#### WHAT THE EXERCISE ASKS
Go through the entries below and write each one out exactly.

#### EXERCISE MATERIALS
▬▬▬

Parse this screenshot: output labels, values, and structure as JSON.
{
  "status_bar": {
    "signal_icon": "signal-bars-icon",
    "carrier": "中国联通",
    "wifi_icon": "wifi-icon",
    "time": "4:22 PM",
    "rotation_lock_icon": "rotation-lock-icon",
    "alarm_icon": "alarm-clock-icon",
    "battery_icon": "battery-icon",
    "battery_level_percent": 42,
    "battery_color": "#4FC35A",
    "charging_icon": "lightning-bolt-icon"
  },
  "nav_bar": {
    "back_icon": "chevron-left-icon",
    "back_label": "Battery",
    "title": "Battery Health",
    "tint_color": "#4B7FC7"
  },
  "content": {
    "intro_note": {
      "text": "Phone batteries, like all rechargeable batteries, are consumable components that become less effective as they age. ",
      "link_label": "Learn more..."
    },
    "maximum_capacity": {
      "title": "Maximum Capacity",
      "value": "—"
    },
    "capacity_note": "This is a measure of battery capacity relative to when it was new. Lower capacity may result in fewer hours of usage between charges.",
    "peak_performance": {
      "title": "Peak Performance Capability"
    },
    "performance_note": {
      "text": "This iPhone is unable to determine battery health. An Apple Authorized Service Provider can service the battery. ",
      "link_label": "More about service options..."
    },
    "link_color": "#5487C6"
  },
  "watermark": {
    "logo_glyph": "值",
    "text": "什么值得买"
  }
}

▬▬▬

#### FINAL RESULT
Parse this screenshot: output labels, values, and structure as JSON.
{
  "status_bar": {
    "signal_icon": "signal-bars-icon",
    "carrier": "中国联通",
    "wifi_icon": "wifi-icon",
    "time": "4:22 PM",
    "rotation_lock_icon": "rotation-lock-icon",
    "alarm_icon": "alarm-clock-icon",
    "battery_icon": "battery-icon",
    "battery_level_percent": 42,
    "battery_color": "#4FC35A",
    "charging_icon": "lightning-bolt-icon"
  },
  "nav_bar": {
    "back_icon": "chevron-left-icon",
    "back_label": "Battery",
    "title": "Battery Health",
    "tint_color": "#4B7FC7"
  },
  "content": {
    "intro_note": {
      "text": "Phone batteries, like all rechargeable batteries, are consumable components that become less effective as they age. ",
      "link_label": "Learn more..."
    },
    "maximum_capacity": {
      "title": "Maximum Capacity",
      "value": "—"
    },
    "capacity_note": "This is a measure of battery capacity relative to when it was new. Lower capacity may result in fewer hours of usage between charges.",
    "peak_performance": {
      "title": "Peak Performance Capability"
    },
    "performance_note": {
      "text": "This iPhone is unable to determine battery health. An Apple Authorized Service Provider can service the battery. ",
      "link_label": "More about service options..."
    },
    "link_color": "#5487C6"
  },
  "watermark": {
    "logo_glyph": "值",
    "text": "什么值得买"
  }
}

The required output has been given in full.